> _Exercise brief_:
Identify the lines that contain the word "石墨烯能敏锐地" and copy each one.
─── Task material
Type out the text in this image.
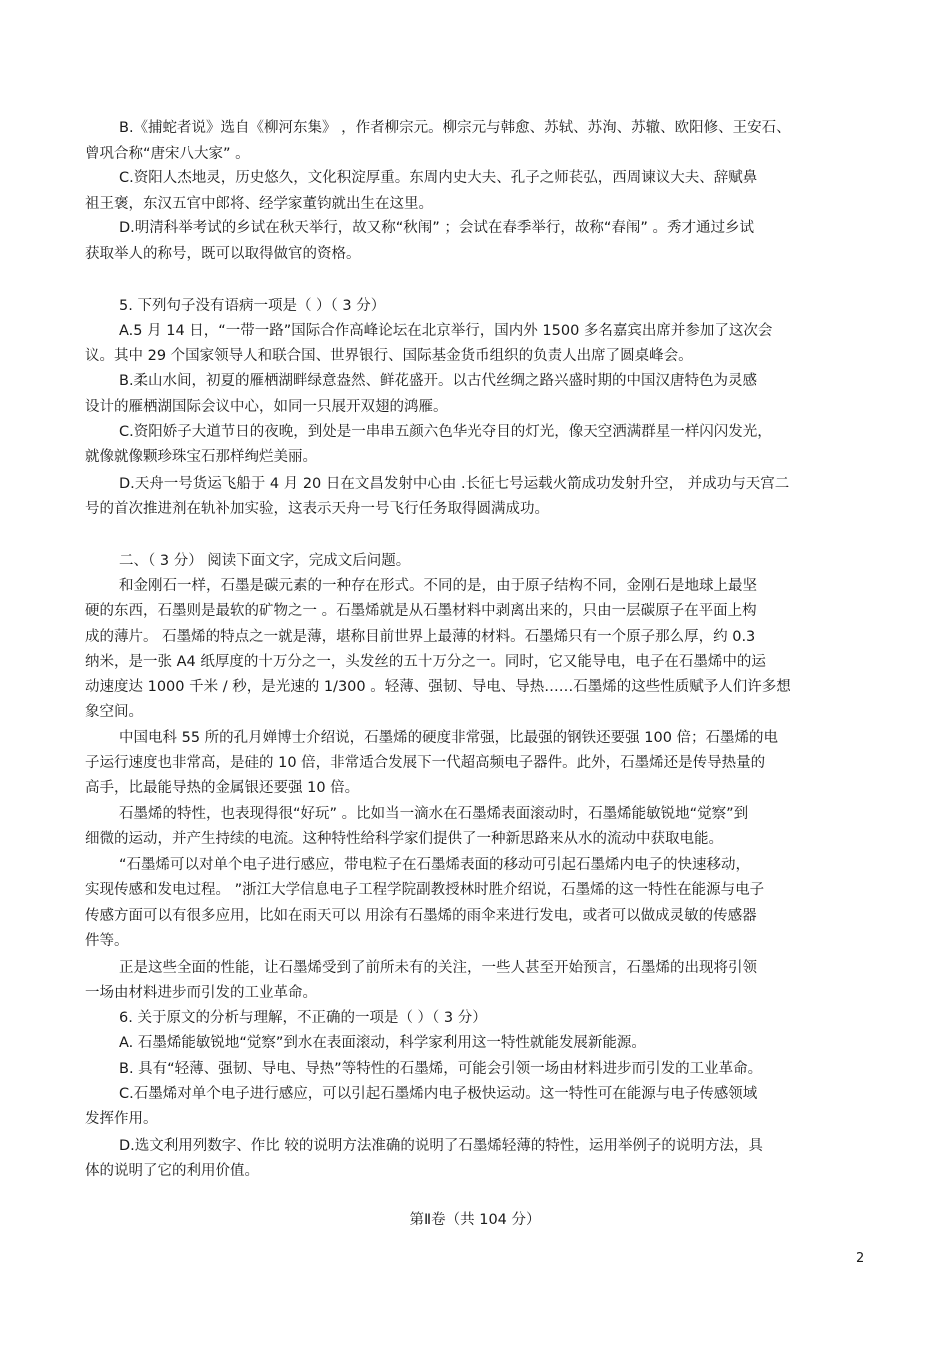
B.《捕蛇者说》选自《柳河东集》 ，作者柳宗元。柳宗元与韩愈、苏轼、苏洵、苏辙、欧阳修、王安石、
曾巩合称“唐宋八大家” 。
C.资阳人杰地灵，历史悠久，文化积淀厚重。东周内史大夫、孔子之师苌弘，西周谏议大夫、辞赋鼻
祖王褒，东汉五官中郎将、经学家董钧就出生在这里。
D.明清科举考试的乡试在秋天举行，故又称“秋闱” ；会试在春季举行，故称“春闱” 。秀才通过乡试
获取举人的称号，既可以取得做官的资格。
5. 下列句子没有语病一项是（ ）（ 3 分）
A.5 月 14 日，“一带一路”国际合作高峰论坛在北京举行，国内外 1500 多名嘉宾出席并参加了这次会
议。其中 29 个国家领导人和联合国、世界银行、国际基金货币组织的负责人出席了圆桌峰会。
B.柔山水间，初夏的雁栖湖畔绿意盎然、鲜花盛开。以古代丝绸之路兴盛时期的中国汉唐特色为灵感
设计的雁栖湖国际会议中心，如同一只展开双翅的鸿雁。
C.资阳娇子大道节日的夜晚，到处是一串串五颜六色华光夺目的灯光，像天空洒满群星一样闪闪发光，
就像就像颗珍珠宝石那样绚烂美丽。
D.天舟一号货运飞船于 4 月 20 日在文昌发射中心由 .长征七号运载火箭成功发射升空， 并成功与天宫二
号的首次推进剂在轨补加实验，这表示天舟一号飞行任务取得圆满成功。
二、（ 3 分） 阅读下面文字，完成文后问题。
和金刚石一样，石墨是碳元素的一种存在形式。不同的是，由于原子结构不同，金刚石是地球上最坚
硬的东西，石墨则是最软的矿物之一 。石墨烯就是从石墨材料中剥离出来的，只由一层碳原子在平面上构
成的薄片。 石墨烯的特点之一就是薄，堪称目前世界上最薄的材料。石墨烯只有一个原子那么厚，约 0.3
纳米，是一张 A4 纸厚度的十万分之一，头发丝的五十万分之一。同时，它又能导电，电子在石墨烯中的运
动速度达 1000 千米 / 秒，是光速的 1/300 。轻薄、强韧、导电、导热……石墨烯的这些性质赋予人们许多想
象空间。
中国电科 55 所的孔月婵博士介绍说，石墨烯的硬度非常强，比最强的钢铁还要强 100 倍；石墨烯的电
子运行速度也非常高，是硅的 10 倍，非常适合发展下一代超高频电子器件。此外，石墨烯还是传导热量的
高手，比最能导热的金属银还要强 10 倍。
石墨烯的特性，也表现得很“好玩” 。比如当一滴水在石墨烯表面滚动时，石墨烯能敏锐地“觉察”到
细微的运动，并产生持续的电流。这种特性给科学家们提供了一种新思路来从水的流动中获取电能。
“石墨烯可以对单个电子进行感应，带电粒子在石墨烯表面的移动可引起石墨烯内电子的快速移动，
实现传感和发电过程。 ”浙江大学信息电子工程学院副教授林时胜介绍说，石墨烯的这一特性在能源与电子
传感方面可以有很多应用，比如在雨天可以 用涂有石墨烯的雨伞来进行发电，或者可以做成灵敏的传感器
件等。
正是这些全面的性能，让石墨烯受到了前所未有的关注，一些人甚至开始预言，石墨烯的出现将引领
一场由材料进步而引发的工业革命。
6. 关于原文的分析与理解，不正确的一项是（ ）（ 3 分）
A. 石墨烯能敏锐地“觉察”到水在表面滚动，科学家利用这一特性就能发展新能源。
B. 具有“轻薄、强韧、导电、导热”等特性的石墨烯，可能会引领一场由材料进步而引发的工业革命。
C.石墨烯对单个电子进行感应，可以引起石墨烯内电子极快运动。这一特性可在能源与电子传感领域
发挥作用。
D.选文利用列数字、作比 较的说明方法准确的说明了石墨烯轻薄的特性，运用举例子的说明方法，具
体的说明了它的利用价值。
第Ⅱ卷（共 104 分）
2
──────
> _The output_:
石墨烯的特性，也表现得很“好玩” 。比如当一滴水在石墨烯表面滚动时，石墨烯能敏锐地“觉察”到
A. 石墨烯能敏锐地“觉察”到水在表面滚动，科学家利用这一特性就能发展新能源。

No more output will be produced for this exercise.